------ EXTRACTED ENTRIES ------

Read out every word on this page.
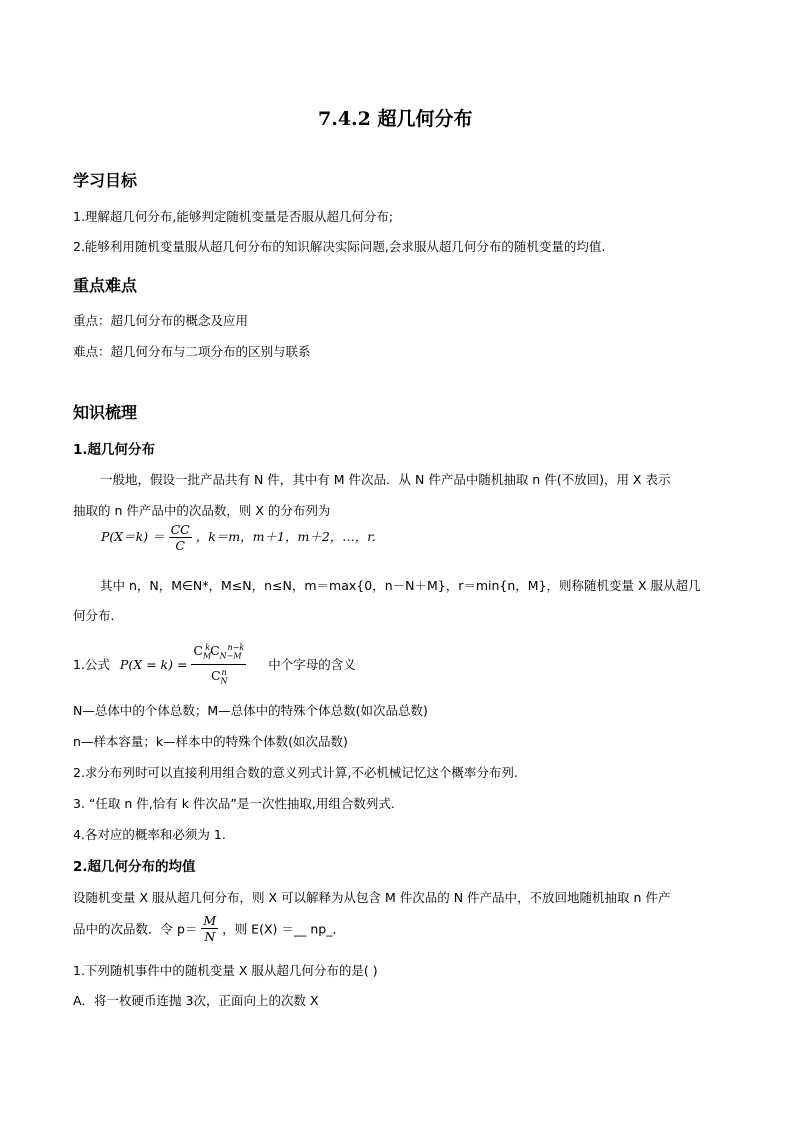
7.4.2 超几何分布
学习目标
1.理解超几何分布,能够判定随机变量是否服从超几何分布;
2.能够利用随机变量服从超几何分布的知识解决实际问题,会求服从超几何分布的随机变量的均值.
重点难点
重点：超几何分布的概念及应用
难点：超几何分布与二项分布的区别与联系
知识梳理
1.超几何分布
一般地，假设一批产品共有 N 件，其中有 M 件次品．从 N 件产品中随机抽取 n 件(不放回)，用 X 表示
抽取的 n 件产品中的次品数，则 X 的分布列为
$P(X=k) = \frac{CC}{C}$ ，k＝m，m＋1，m＋2，…，r.
其中 n，N，M∈N*，M≤N，n≤N，m＝max{0，n－N＋M}，r＝min{n，M}，则称随机变量 X 服从超几
何分布．
1.公式 $P(X = k) = \frac{C_M^kC_{N-M}^{n-k}}{C_N^n}$ 中个字母的含义
N—总体中的个体总数；M—总体中的特殊个体总数(如次品总数)
n—样本容量；k—样本中的特殊个体数(如次品数)
2.求分布列时可以直接利用组合数的意义列式计算,不必机械记忆这个概率分布列.
3. “任取 n 件,恰有 k 件次品”是一次性抽取,用组合数列式.
4.各对应的概率和必须为 1.
2.超几何分布的均值
设随机变量 X 服从超几何分布，则 X 可以解释为从包含 M 件次品的 N 件产品中，不放回地随机抽取 n 件产
品中的次品数．令 $p= \frac{M}{N}$ ，则 E(X) ＝__ np_．
1.下列随机事件中的随机变量 X 服从超几何分布的是( )
A．将一枚硬币连抛 3次，正面向上的次数 X
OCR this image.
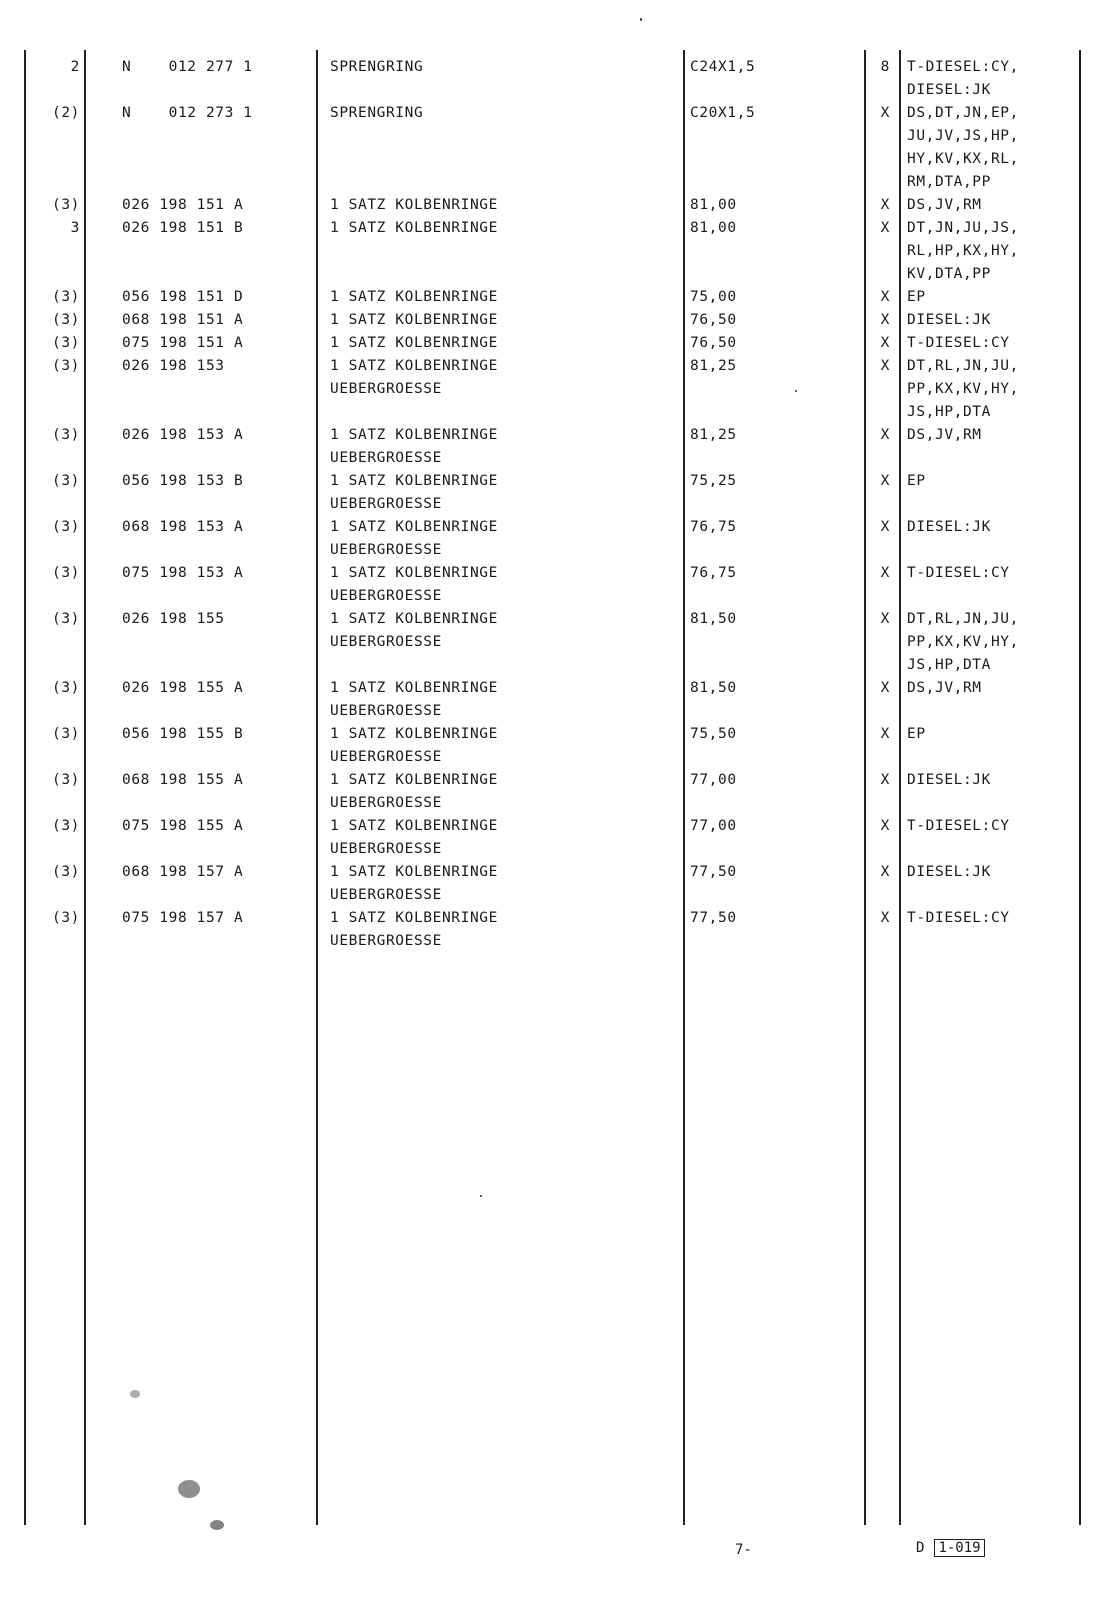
2	N    012 277 1	SPRENGRING	C24X1,5	8 T-DIESEL:CY,
DIESEL:JK
(2)	N    012 273 1	SPRENGRING	C20X1,5	X DS,DT,JN,EP,
JU,JV,JS,HP,
HY,KV,KX,RL,
RM,DTA,PP
(3)	026 198 151 A	1 SATZ KOLBENRINGE	81,00	X DS,JV,RM
3	026 198 151 B	1 SATZ KOLBENRINGE	81,00	X DT,JN,JU,JS,
RL,HP,KX,HY,
KV,DTA,PP
(3)	056 198 151 D	1 SATZ KOLBENRINGE	75,00	X EP
(3)	068 198 151 A	1 SATZ KOLBENRINGE	76,50	X DIESEL:JK
(3)	075 198 151 A	1 SATZ KOLBENRINGE	76,50	X T-DIESEL:CY
(3)	026 198 153	1 SATZ KOLBENRINGE
UEBERGROESSE
81,25	X DT,RL,JN,JU,
PP,KX,KV,HY,
JS,HP,DTA
(3)	026 198 153 A	1 SATZ KOLBENRINGE
UEBERGROESSE
81,25	X DS,JV,RM
(3)	056 198 153 B	1 SATZ KOLBENRINGE
UEBERGROESSE
75,25	X EP
(3)	068 198 153 A	1 SATZ KOLBENRINGE
UEBERGROESSE
76,75	X DIESEL:JK
(3)	075 198 153 A	1 SATZ KOLBENRINGE
UEBERGROESSE
76,75	X T-DIESEL:CY
(3)	026 198 155	1 SATZ KOLBENRINGE
UEBERGROESSE
81,50	X DT,RL,JN,JU,
PP,KX,KV,HY,
JS,HP,DTA
(3)	026 198 155 A	1 SATZ KOLBENRINGE
UEBERGROESSE
81,50	X DS,JV,RM
(3)	056 198 155 B	1 SATZ KOLBENRINGE
UEBERGROESSE
75,50	X EP
(3)	068 198 155 A	1 SATZ KOLBENRINGE
UEBERGROESSE
77,00	X DIESEL:JK
(3)	075 198 155 A	1 SATZ KOLBENRINGE
UEBERGROESSE
77,00	X T-DIESEL:CY
(3)	068 198 157 A	1 SATZ KOLBENRINGE
UEBERGROESSE
77,50	X DIESEL:JK
(3)	075 198 157 A	1 SATZ KOLBENRINGE
UEBERGROESSE
77,50	X T-DIESEL:CY
7-	D 1-019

------

Show every line of the listing in which the string "frac" can be found.

FINAL RESULT
$P(X=k) = \frac{CC}{C}$ ，k＝m，m＋1，m＋2，…，r.
1.公式 $P(X = k) = \frac{C_M^kC_{N-M}^{n-k}}{C_N^n}$ 中个字母的含义
品中的次品数．令 $p= \frac{M}{N}$ ，则 E(X) ＝__ np_．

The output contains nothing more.